(Dataset excerpt)
= = = = =
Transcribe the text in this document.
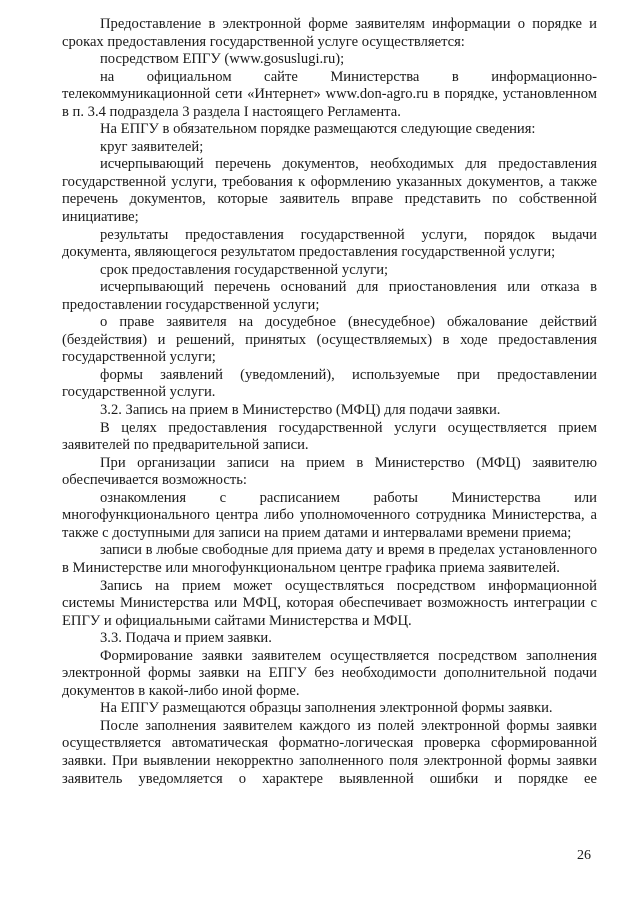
Предоставление в электронной форме заявителям информации о порядке и сроках предоставления государственной услуге осуществляется:

посредством ЕПГУ (www.gosuslugi.ru);

на официальном сайте Министерства в информационно-телекоммуникационной сети «Интернет» www.don-agro.ru в порядке, установленном в п. 3.4 подраздела 3 раздела I настоящего Регламента.

На ЕПГУ в обязательном порядке размещаются следующие сведения:

круг заявителей;

исчерпывающий перечень документов, необходимых для предоставления государственной услуги, требования к оформлению указанных документов, а также перечень документов, которые заявитель вправе представить по собственной инициативе;

результаты предоставления государственной услуги, порядок выдачи документа, являющегося результатом предоставления государственной услуги;

срок предоставления государственной услуги;

исчерпывающий перечень оснований для приостановления или отказа в предоставлении государственной услуги;

о праве заявителя на досудебное (внесудебное) обжалование действий (бездействия) и решений, принятых (осуществляемых) в ходе предоставления государственной услуги;

формы заявлений (уведомлений), используемые при предоставлении государственной услуги.

3.2. Запись на прием в Министерство (МФЦ) для подачи заявки.

В целях предоставления государственной услуги осуществляется прием заявителей по предварительной записи.

При организации записи на прием в Министерство (МФЦ) заявителю обеспечивается возможность:

ознакомления с расписанием работы Министерства или многофункционального центра либо уполномоченного сотрудника Министерства, а также с доступными для записи на прием датами и интервалами времени приема;

записи в любые свободные для приема дату и время в пределах установленного в Министерстве или многофункциональном центре графика приема заявителей.

Запись на прием может осуществляться посредством информационной системы Министерства или МФЦ, которая обеспечивает возможность интеграции с ЕПГУ и официальными сайтами Министерства и МФЦ.

3.3. Подача и прием заявки.

Формирование заявки заявителем осуществляется посредством заполнения электронной формы заявки на ЕПГУ без необходимости дополнительной подачи документов в какой-либо иной форме.

На ЕПГУ размещаются образцы заполнения электронной формы заявки.

После заполнения заявителем каждого из полей электронной формы заявки осуществляется автоматическая форматно-логическая проверка сформированной заявки. При выявлении некорректно заполненного поля электронной формы заявки заявитель уведомляется о характере выявленной ошибки и порядке ее

26
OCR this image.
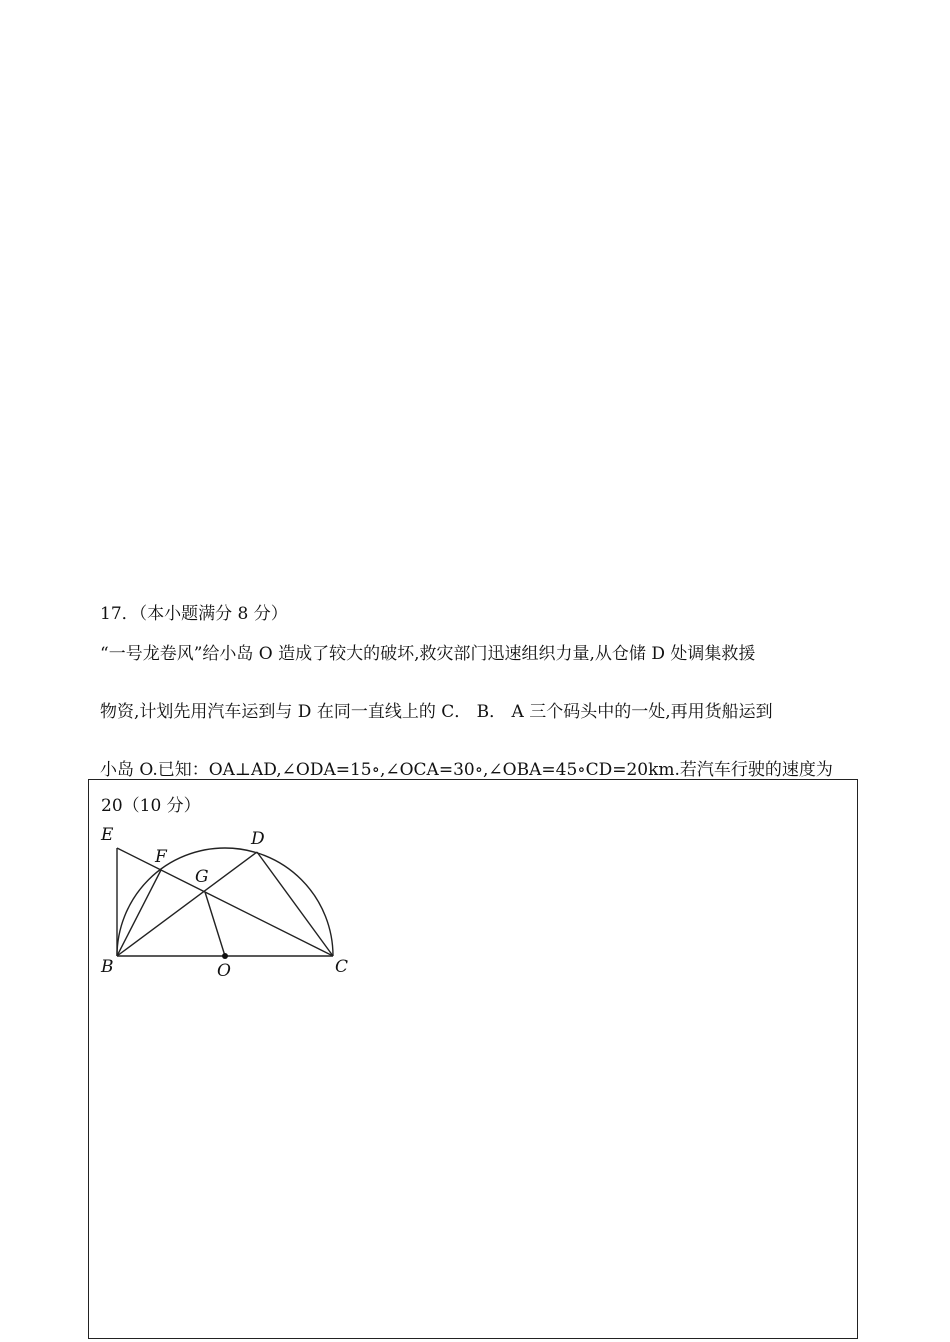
17．（本小题满分 8 分）
“一号龙卷风”给小岛 O 造成了较大的破坏,救灾部门迅速组织力量,从仓储 D 处调集救援
物资,计划先用汽车运到与 D 在同一直线上的 C． B． A 三个码头中的一处,再用货船运到
小岛 O.已知：OA⊥AD,∠ODA=15∘,∠OCA=30∘,∠OBA=45∘CD=20km.若汽车行驶的速度为
20（10 分）
E
F
D
G
B	O	C
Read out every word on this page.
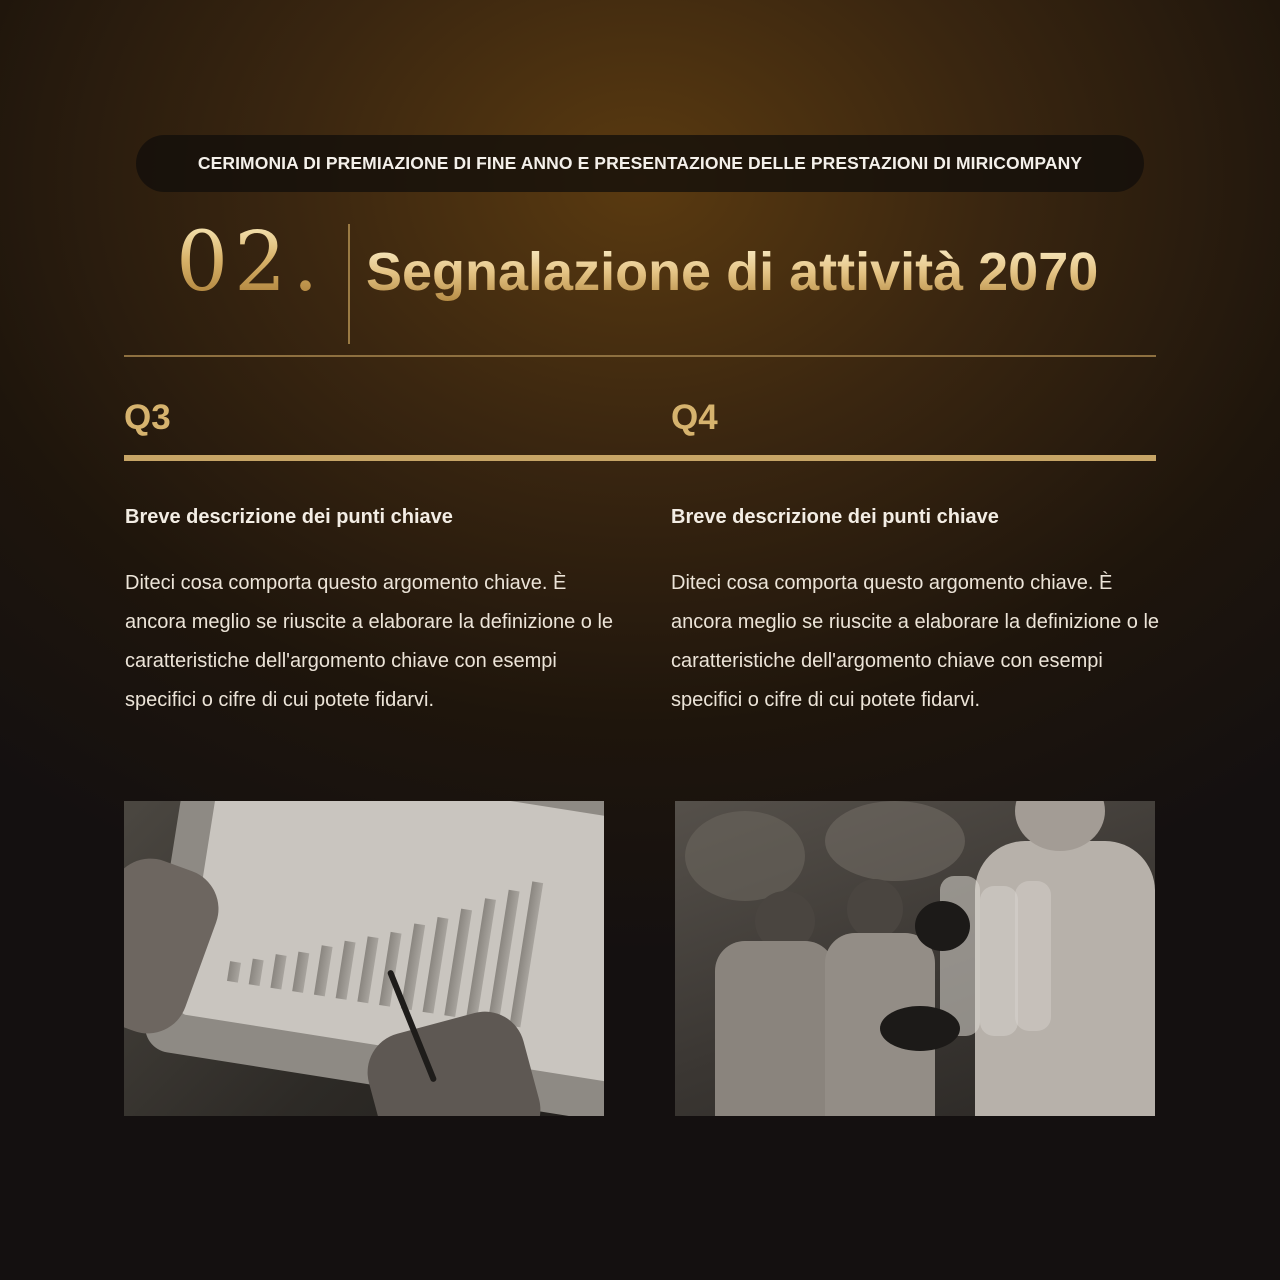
CERIMONIA DI PREMIAZIONE DI FINE ANNO E PRESENTAZIONE DELLE PRESTAZIONI DI MIRICOMPANY
02. Segnalazione di attività 2070
Q3	Q4
Breve descrizione dei punti chiave	Breve descrizione dei punti chiave
Diteci cosa comporta questo argomento chiave. È ancora meglio se riuscite a elaborare la definizione o le caratteristiche dell'argomento chiave con esempi specifici o cifre di cui potete fidarvi.
Diteci cosa comporta questo argomento chiave. È ancora meglio se riuscite a elaborare la definizione o le caratteristiche dell'argomento chiave con esempi specifici o cifre di cui potete fidarvi.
= = = = =
> _Short task_:
Your output should consist solely of the lines from the line containing "OCR this image." through the end of the data above, copied exactly, with images removed.

> _Solution for this task_:
OCR this image.
17．（本小题满分 8 分）
“一号龙卷风”给小岛 O 造成了较大的破坏,救灾部门迅速组织力量,从仓储 D 处调集救援
物资,计划先用汽车运到与 D 在同一直线上的 C． B． A 三个码头中的一处,再用货船运到
小岛 O.已知：OA⊥AD,∠ODA=15∘,∠OCA=30∘,∠OBA=45∘CD=20km.若汽车行驶的速度为
20（10 分）
E
F
D
G
B	O	C
Read out every word on this page.
CERIMONIA DI PREMIAZIONE DI FINE ANNO E PRESENTAZIONE DELLE PRESTAZIONI DI MIRICOMPANY
02. Segnalazione di attività 2070
Q3	Q4
Breve descrizione dei punti chiave	Breve descrizione dei punti chiave
Diteci cosa comporta questo argomento chiave. È ancora meglio se riuscite a elaborare la definizione o le caratteristiche dell'argomento chiave con esempi specifici o cifre di cui potete fidarvi.
Diteci cosa comporta questo argomento chiave. È ancora meglio se riuscite a elaborare la definizione o le caratteristiche dell'argomento chiave con esempi specifici o cifre di cui potete fidarvi.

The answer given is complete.